_Supplied material_.
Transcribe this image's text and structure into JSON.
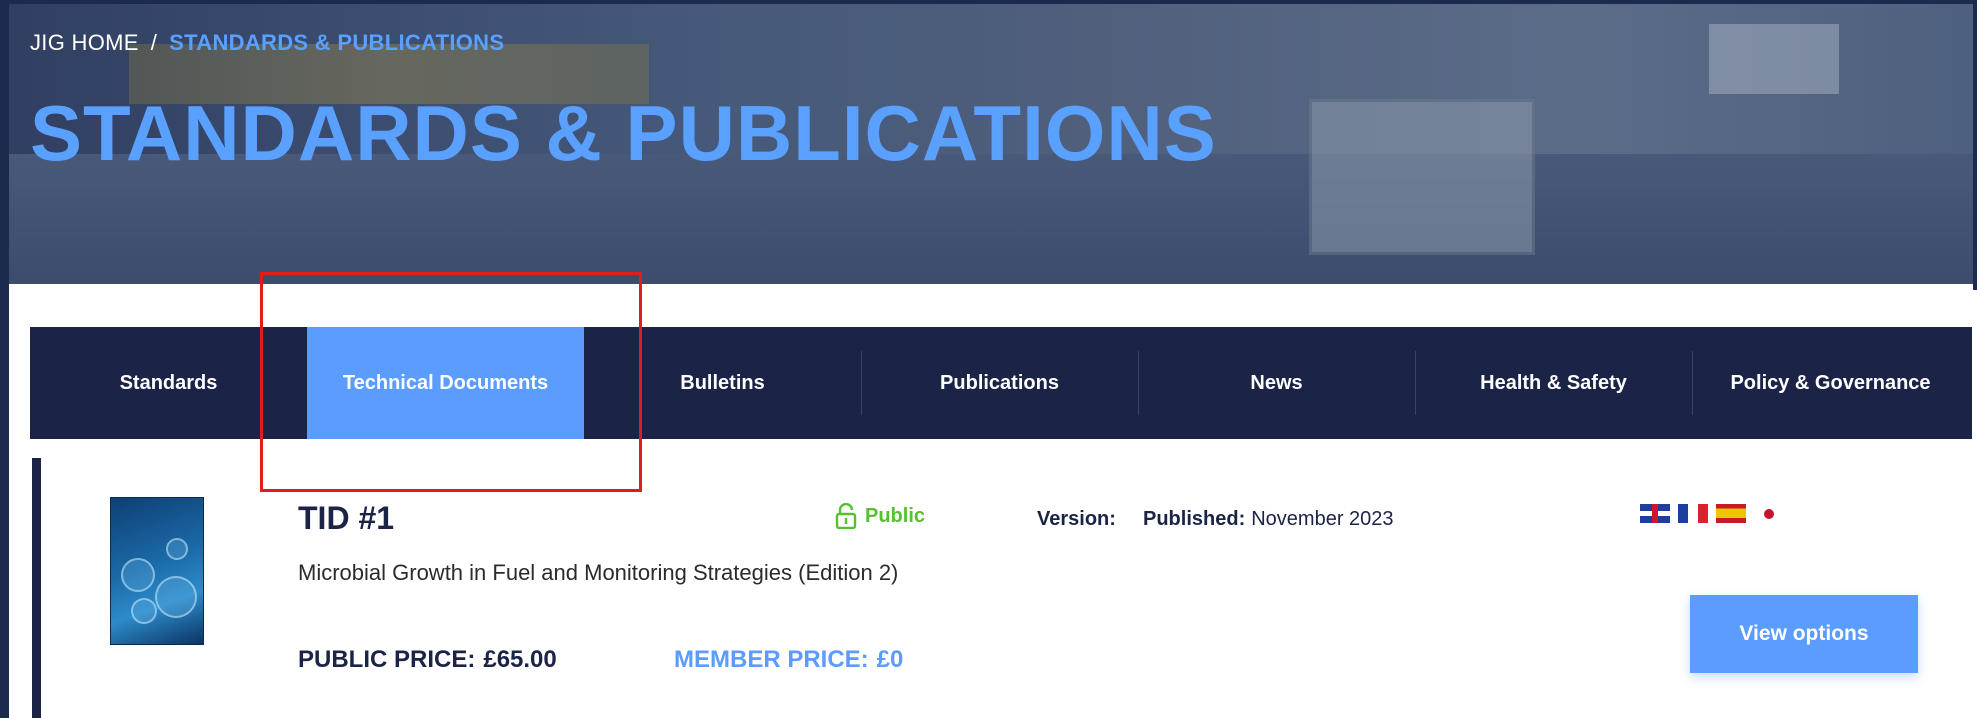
{
  "breadcrumb": {
    "home": "JIG HOME",
    "separator": "/",
    "current": "STANDARDS & PUBLICATIONS"
  },
  "page_title": "STANDARDS & PUBLICATIONS",
  "tabs": [
    {
      "label": "Standards",
      "active": false
    },
    {
      "label": "Technical Documents",
      "active": true
    },
    {
      "label": "Bulletins",
      "active": false
    },
    {
      "label": "Publications",
      "active": false
    },
    {
      "label": "News",
      "active": false
    },
    {
      "label": "Health & Safety",
      "active": false
    },
    {
      "label": "Policy & Governance",
      "active": false
    }
  ],
  "item": {
    "code": "TID #1",
    "access_label": "Public",
    "access_icon": "unlocked-lock-icon",
    "version_label": "Version:",
    "published_label": "Published:",
    "published_value": "November 2023",
    "title": "Microbial Growth in Fuel and Monitoring Strategies (Edition 2)",
    "public_price_label": "PUBLIC PRICE:",
    "public_price_value": "£65.00",
    "member_price_label": "MEMBER PRICE:",
    "member_price_value": "£0",
    "view_options_label": "View options",
    "languages": [
      "uk-flag-icon",
      "france-flag-icon",
      "spain-flag-icon",
      "japan-flag-icon"
    ]
  },
  "colors": {
    "navy": "#1b2346",
    "accent_blue": "#5a9cff",
    "public_green": "#56c12c",
    "highlight_red": "#e11c1c"
  }
}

_Task requirements_. Set down every entry word for word, but omit the pictures.

_Result of the exercise_.
Transcribe this image's text and structure into JSON.
{
  "breadcrumb": {
    "home": "JIG HOME",
    "separator": "/",
    "current": "STANDARDS & PUBLICATIONS"
  },
  "page_title": "STANDARDS & PUBLICATIONS",
  "tabs": [
    {
      "label": "Standards",
      "active": false
    },
    {
      "label": "Technical Documents",
      "active": true
    },
    {
      "label": "Bulletins",
      "active": false
    },
    {
      "label": "Publications",
      "active": false
    },
    {
      "label": "News",
      "active": false
    },
    {
      "label": "Health & Safety",
      "active": false
    },
    {
      "label": "Policy & Governance",
      "active": false
    }
  ],
  "item": {
    "code": "TID #1",
    "access_label": "Public",
    "access_icon": "unlocked-lock-icon",
    "version_label": "Version:",
    "published_label": "Published:",
    "published_value": "November 2023",
    "title": "Microbial Growth in Fuel and Monitoring Strategies (Edition 2)",
    "public_price_label": "PUBLIC PRICE:",
    "public_price_value": "£65.00",
    "member_price_label": "MEMBER PRICE:",
    "member_price_value": "£0",
    "view_options_label": "View options",
    "languages": [
      "uk-flag-icon",
      "france-flag-icon",
      "spain-flag-icon",
      "japan-flag-icon"
    ]
  },
  "colors": {
    "navy": "#1b2346",
    "accent_blue": "#5a9cff",
    "public_green": "#56c12c",
    "highlight_red": "#e11c1c"
  }
}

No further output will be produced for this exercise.